Collected data entries
# # # # # # #

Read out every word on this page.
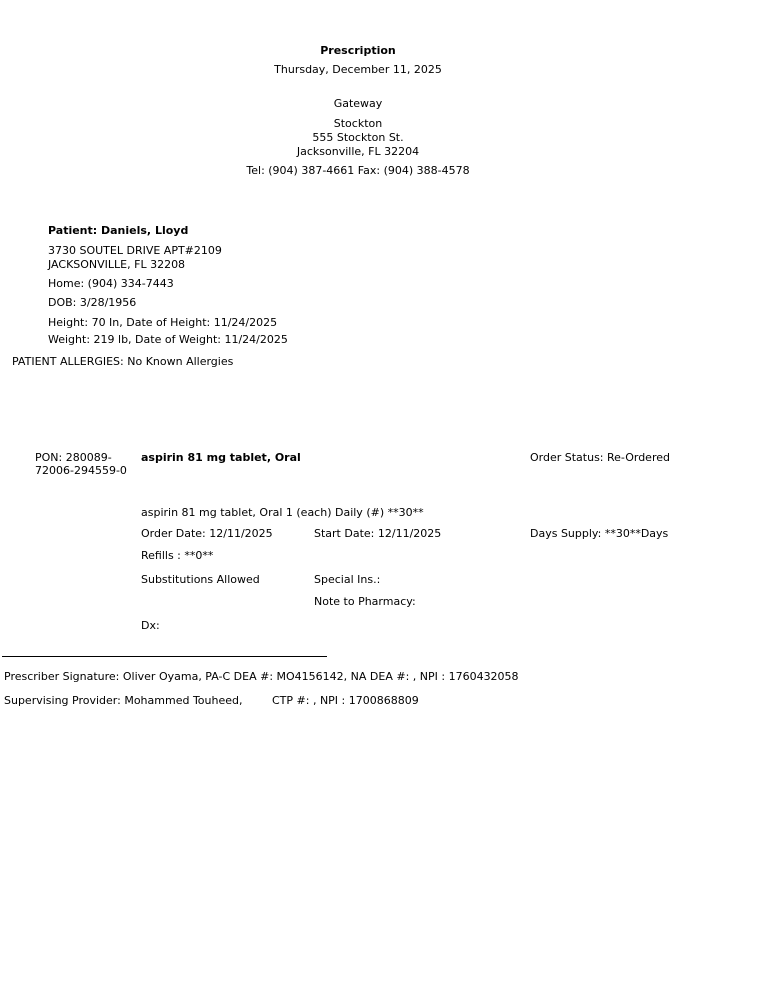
Prescription
Thursday, December 11, 2025
Gateway
Stockton
555 Stockton St.
Jacksonville, FL 32204
Tel: (904) 387-4661 Fax: (904) 388-4578
Patient: Daniels, Lloyd
3730 SOUTEL DRIVE APT#2109
JACKSONVILLE, FL 32208
Home: (904) 334-7443
DOB: 3/28/1956
Height: 70 In, Date of Height: 11/24/2025
Weight: 219 lb, Date of Weight: 11/24/2025
PATIENT ALLERGIES: No Known Allergies
PON: 280089-
72006-294559-0
aspirin 81 mg tablet, Oral	Order Status: Re-Ordered
aspirin 81 mg tablet, Oral 1 (each) Daily (#) **30**
Order Date: 12/11/2025	Start Date: 12/11/2025	Days Supply: **30**Days
Refills : **0**
Substitutions Allowed	Special Ins.:
Note to Pharmacy:
Dx:
Prescriber Signature: Oliver Oyama, PA-C DEA #: MO4156142, NA DEA #: , NPI : 1760432058
Supervising Provider: Mohammed Touheed,	CTP #: , NPI : 1700868809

# # # # # # #

» **Exercise directions**
Without the pictures, copy the material exactly as given.

» **Task answer**
Read out every word on this page.
Prescription
Thursday, December 11, 2025
Gateway
Stockton
555 Stockton St.
Jacksonville, FL 32204
Tel: (904) 387-4661 Fax: (904) 388-4578
Patient: Daniels, Lloyd
3730 SOUTEL DRIVE APT#2109
JACKSONVILLE, FL 32208
Home: (904) 334-7443
DOB: 3/28/1956
Height: 70 In, Date of Height: 11/24/2025
Weight: 219 lb, Date of Weight: 11/24/2025
PATIENT ALLERGIES: No Known Allergies
PON: 280089-
72006-294559-0
aspirin 81 mg tablet, Oral	Order Status: Re-Ordered
aspirin 81 mg tablet, Oral 1 (each) Daily (#) **30**
Order Date: 12/11/2025	Start Date: 12/11/2025	Days Supply: **30**Days
Refills : **0**
Substitutions Allowed	Special Ins.:
Note to Pharmacy:
Dx:
Prescriber Signature: Oliver Oyama, PA-C DEA #: MO4156142, NA DEA #: , NPI : 1760432058
Supervising Provider: Mohammed Touheed,	CTP #: , NPI : 1700868809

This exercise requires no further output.